### Exercise objective
Without the pictures, output the records below word for word.

### Recorded information
## begin
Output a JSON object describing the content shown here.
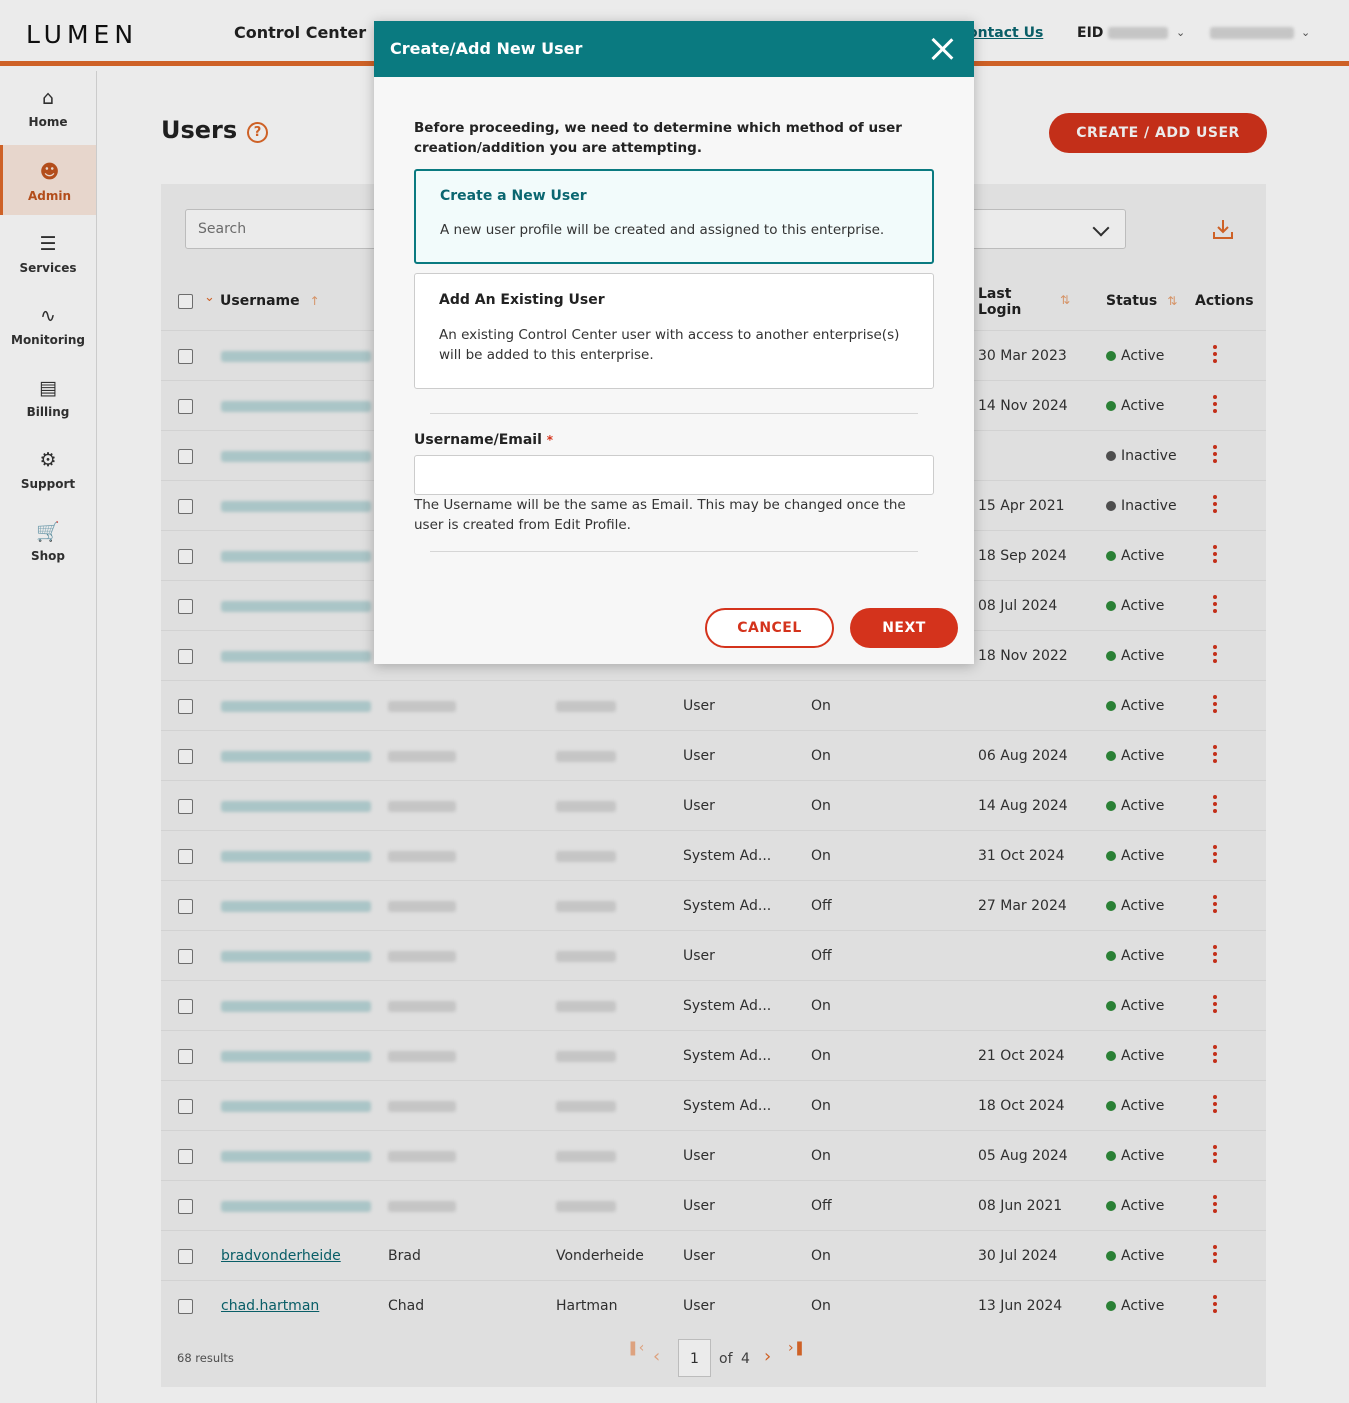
{
  "header": {
    "logo": "LUMEN",
    "app_name": "Control Center",
    "contact_link": "ontact Us",
    "eid_label": "EID"
  },
  "sidebar": {
    "items": [
      {
        "label": "Home",
        "icon": "home-icon"
      },
      {
        "label": "Admin",
        "icon": "user-icon"
      },
      {
        "label": "Services",
        "icon": "list-icon"
      },
      {
        "label": "Monitoring",
        "icon": "pulse-icon"
      },
      {
        "label": "Billing",
        "icon": "invoice-icon"
      },
      {
        "label": "Support",
        "icon": "support-icon"
      },
      {
        "label": "Shop",
        "icon": "cart-icon"
      }
    ]
  },
  "page": {
    "title": "Users",
    "create_button": "CREATE / ADD USER",
    "search_placeholder": "Search"
  },
  "table": {
    "headers": {
      "username": "Username",
      "last_login_line1": "Last",
      "last_login_line2": "Login",
      "status": "Status",
      "actions": "Actions"
    },
    "rows": [
      {
        "username": "",
        "first": "",
        "last": "",
        "role": "",
        "mfa": "",
        "last_login": "30 Mar 2023",
        "status": "Active"
      },
      {
        "username": "",
        "first": "",
        "last": "",
        "role": "",
        "mfa": "",
        "last_login": "14 Nov 2024",
        "status": "Active"
      },
      {
        "username": "",
        "first": "",
        "last": "",
        "role": "",
        "mfa": "",
        "last_login": "",
        "status": "Inactive"
      },
      {
        "username": "",
        "first": "",
        "last": "",
        "role": "",
        "mfa": "",
        "last_login": "15 Apr 2021",
        "status": "Inactive"
      },
      {
        "username": "",
        "first": "",
        "last": "",
        "role": "",
        "mfa": "",
        "last_login": "18 Sep 2024",
        "status": "Active"
      },
      {
        "username": "",
        "first": "",
        "last": "",
        "role": "",
        "mfa": "",
        "last_login": "08 Jul 2024",
        "status": "Active"
      },
      {
        "username": "",
        "first": "",
        "last": "",
        "role": "",
        "mfa": "",
        "last_login": "18 Nov 2022",
        "status": "Active"
      },
      {
        "username": "",
        "first": "",
        "last": "",
        "role": "User",
        "mfa": "On",
        "last_login": "",
        "status": "Active"
      },
      {
        "username": "",
        "first": "",
        "last": "",
        "role": "User",
        "mfa": "On",
        "last_login": "06 Aug 2024",
        "status": "Active"
      },
      {
        "username": "",
        "first": "",
        "last": "",
        "role": "User",
        "mfa": "On",
        "last_login": "14 Aug 2024",
        "status": "Active"
      },
      {
        "username": "",
        "first": "",
        "last": "",
        "role": "System Ad...",
        "mfa": "On",
        "last_login": "31 Oct 2024",
        "status": "Active"
      },
      {
        "username": "",
        "first": "",
        "last": "",
        "role": "System Ad...",
        "mfa": "Off",
        "last_login": "27 Mar 2024",
        "status": "Active"
      },
      {
        "username": "",
        "first": "",
        "last": "",
        "role": "User",
        "mfa": "Off",
        "last_login": "",
        "status": "Active"
      },
      {
        "username": "",
        "first": "",
        "last": "",
        "role": "System Ad...",
        "mfa": "On",
        "last_login": "",
        "status": "Active"
      },
      {
        "username": "",
        "first": "",
        "last": "",
        "role": "System Ad...",
        "mfa": "On",
        "last_login": "21 Oct 2024",
        "status": "Active"
      },
      {
        "username": "",
        "first": "",
        "last": "",
        "role": "System Ad...",
        "mfa": "On",
        "last_login": "18 Oct 2024",
        "status": "Active"
      },
      {
        "username": "",
        "first": "",
        "last": "",
        "role": "User",
        "mfa": "On",
        "last_login": "05 Aug 2024",
        "status": "Active"
      },
      {
        "username": "",
        "first": "",
        "last": "",
        "role": "User",
        "mfa": "Off",
        "last_login": "08 Jun 2021",
        "status": "Active"
      },
      {
        "username": "bradvonderheide",
        "first": "Brad",
        "last": "Vonderheide",
        "role": "User",
        "mfa": "On",
        "last_login": "30 Jul 2024",
        "status": "Active"
      },
      {
        "username": "chad.hartman",
        "first": "Chad",
        "last": "Hartman",
        "role": "User",
        "mfa": "On",
        "last_login": "13 Jun 2024",
        "status": "Active"
      }
    ]
  },
  "pagination": {
    "results": "68 results",
    "current_page": "1",
    "of_label": "of",
    "total_pages": "4"
  },
  "modal": {
    "title": "Create/Add New User",
    "intro": "Before proceeding, we need to determine which method of user creation/addition you are attempting.",
    "option_new_title": "Create a New User",
    "option_new_desc": "A new user profile will be created and assigned to this enterprise.",
    "option_existing_title": "Add An Existing User",
    "option_existing_desc": "An existing Control Center user with access to another enterprise(s) will be added to this enterprise.",
    "field_label": "Username/Email",
    "required_mark": "*",
    "field_value": "",
    "field_help": "The Username will be the same as Email. This may be changed once the user is created from Edit Profile.",
    "cancel": "CANCEL",
    "next": "NEXT"
  },
  "colors": {
    "brand_orange": "#e06a2a",
    "primary_red": "#d4331c",
    "teal": "#0a7a80",
    "active_green": "#2e8b3a",
    "inactive_gray": "#555555"
  }
}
## end
### Complete response
Output a JSON object describing the content shown here.
{
  "header": {
    "logo": "LUMEN",
    "app_name": "Control Center",
    "contact_link": "ontact Us",
    "eid_label": "EID"
  },
  "sidebar": {
    "items": [
      {
        "label": "Home",
        "icon": "home-icon"
      },
      {
        "label": "Admin",
        "icon": "user-icon"
      },
      {
        "label": "Services",
        "icon": "list-icon"
      },
      {
        "label": "Monitoring",
        "icon": "pulse-icon"
      },
      {
        "label": "Billing",
        "icon": "invoice-icon"
      },
      {
        "label": "Support",
        "icon": "support-icon"
      },
      {
        "label": "Shop",
        "icon": "cart-icon"
      }
    ]
  },
  "page": {
    "title": "Users",
    "create_button": "CREATE / ADD USER",
    "search_placeholder": "Search"
  },
  "table": {
    "headers": {
      "username": "Username",
      "last_login_line1": "Last",
      "last_login_line2": "Login",
      "status": "Status",
      "actions": "Actions"
    },
    "rows": [
      {
        "username": "",
        "first": "",
        "last": "",
        "role": "",
        "mfa": "",
        "last_login": "30 Mar 2023",
        "status": "Active"
      },
      {
        "username": "",
        "first": "",
        "last": "",
        "role": "",
        "mfa": "",
        "last_login": "14 Nov 2024",
        "status": "Active"
      },
      {
        "username": "",
        "first": "",
        "last": "",
        "role": "",
        "mfa": "",
        "last_login": "",
        "status": "Inactive"
      },
      {
        "username": "",
        "first": "",
        "last": "",
        "role": "",
        "mfa": "",
        "last_login": "15 Apr 2021",
        "status": "Inactive"
      },
      {
        "username": "",
        "first": "",
        "last": "",
        "role": "",
        "mfa": "",
        "last_login": "18 Sep 2024",
        "status": "Active"
      },
      {
        "username": "",
        "first": "",
        "last": "",
        "role": "",
        "mfa": "",
        "last_login": "08 Jul 2024",
        "status": "Active"
      },
      {
        "username": "",
        "first": "",
        "last": "",
        "role": "",
        "mfa": "",
        "last_login": "18 Nov 2022",
        "status": "Active"
      },
      {
        "username": "",
        "first": "",
        "last": "",
        "role": "User",
        "mfa": "On",
        "last_login": "",
        "status": "Active"
      },
      {
        "username": "",
        "first": "",
        "last": "",
        "role": "User",
        "mfa": "On",
        "last_login": "06 Aug 2024",
        "status": "Active"
      },
      {
        "username": "",
        "first": "",
        "last": "",
        "role": "User",
        "mfa": "On",
        "last_login": "14 Aug 2024",
        "status": "Active"
      },
      {
        "username": "",
        "first": "",
        "last": "",
        "role": "System Ad...",
        "mfa": "On",
        "last_login": "31 Oct 2024",
        "status": "Active"
      },
      {
        "username": "",
        "first": "",
        "last": "",
        "role": "System Ad...",
        "mfa": "Off",
        "last_login": "27 Mar 2024",
        "status": "Active"
      },
      {
        "username": "",
        "first": "",
        "last": "",
        "role": "User",
        "mfa": "Off",
        "last_login": "",
        "status": "Active"
      },
      {
        "username": "",
        "first": "",
        "last": "",
        "role": "System Ad...",
        "mfa": "On",
        "last_login": "",
        "status": "Active"
      },
      {
        "username": "",
        "first": "",
        "last": "",
        "role": "System Ad...",
        "mfa": "On",
        "last_login": "21 Oct 2024",
        "status": "Active"
      },
      {
        "username": "",
        "first": "",
        "last": "",
        "role": "System Ad...",
        "mfa": "On",
        "last_login": "18 Oct 2024",
        "status": "Active"
      },
      {
        "username": "",
        "first": "",
        "last": "",
        "role": "User",
        "mfa": "On",
        "last_login": "05 Aug 2024",
        "status": "Active"
      },
      {
        "username": "",
        "first": "",
        "last": "",
        "role": "User",
        "mfa": "Off",
        "last_login": "08 Jun 2021",
        "status": "Active"
      },
      {
        "username": "bradvonderheide",
        "first": "Brad",
        "last": "Vonderheide",
        "role": "User",
        "mfa": "On",
        "last_login": "30 Jul 2024",
        "status": "Active"
      },
      {
        "username": "chad.hartman",
        "first": "Chad",
        "last": "Hartman",
        "role": "User",
        "mfa": "On",
        "last_login": "13 Jun 2024",
        "status": "Active"
      }
    ]
  },
  "pagination": {
    "results": "68 results",
    "current_page": "1",
    "of_label": "of",
    "total_pages": "4"
  },
  "modal": {
    "title": "Create/Add New User",
    "intro": "Before proceeding, we need to determine which method of user creation/addition you are attempting.",
    "option_new_title": "Create a New User",
    "option_new_desc": "A new user profile will be created and assigned to this enterprise.",
    "option_existing_title": "Add An Existing User",
    "option_existing_desc": "An existing Control Center user with access to another enterprise(s) will be added to this enterprise.",
    "field_label": "Username/Email",
    "required_mark": "*",
    "field_value": "",
    "field_help": "The Username will be the same as Email. This may be changed once the user is created from Edit Profile.",
    "cancel": "CANCEL",
    "next": "NEXT"
  },
  "colors": {
    "brand_orange": "#e06a2a",
    "primary_red": "#d4331c",
    "teal": "#0a7a80",
    "active_green": "#2e8b3a",
    "inactive_gray": "#555555"
  }
}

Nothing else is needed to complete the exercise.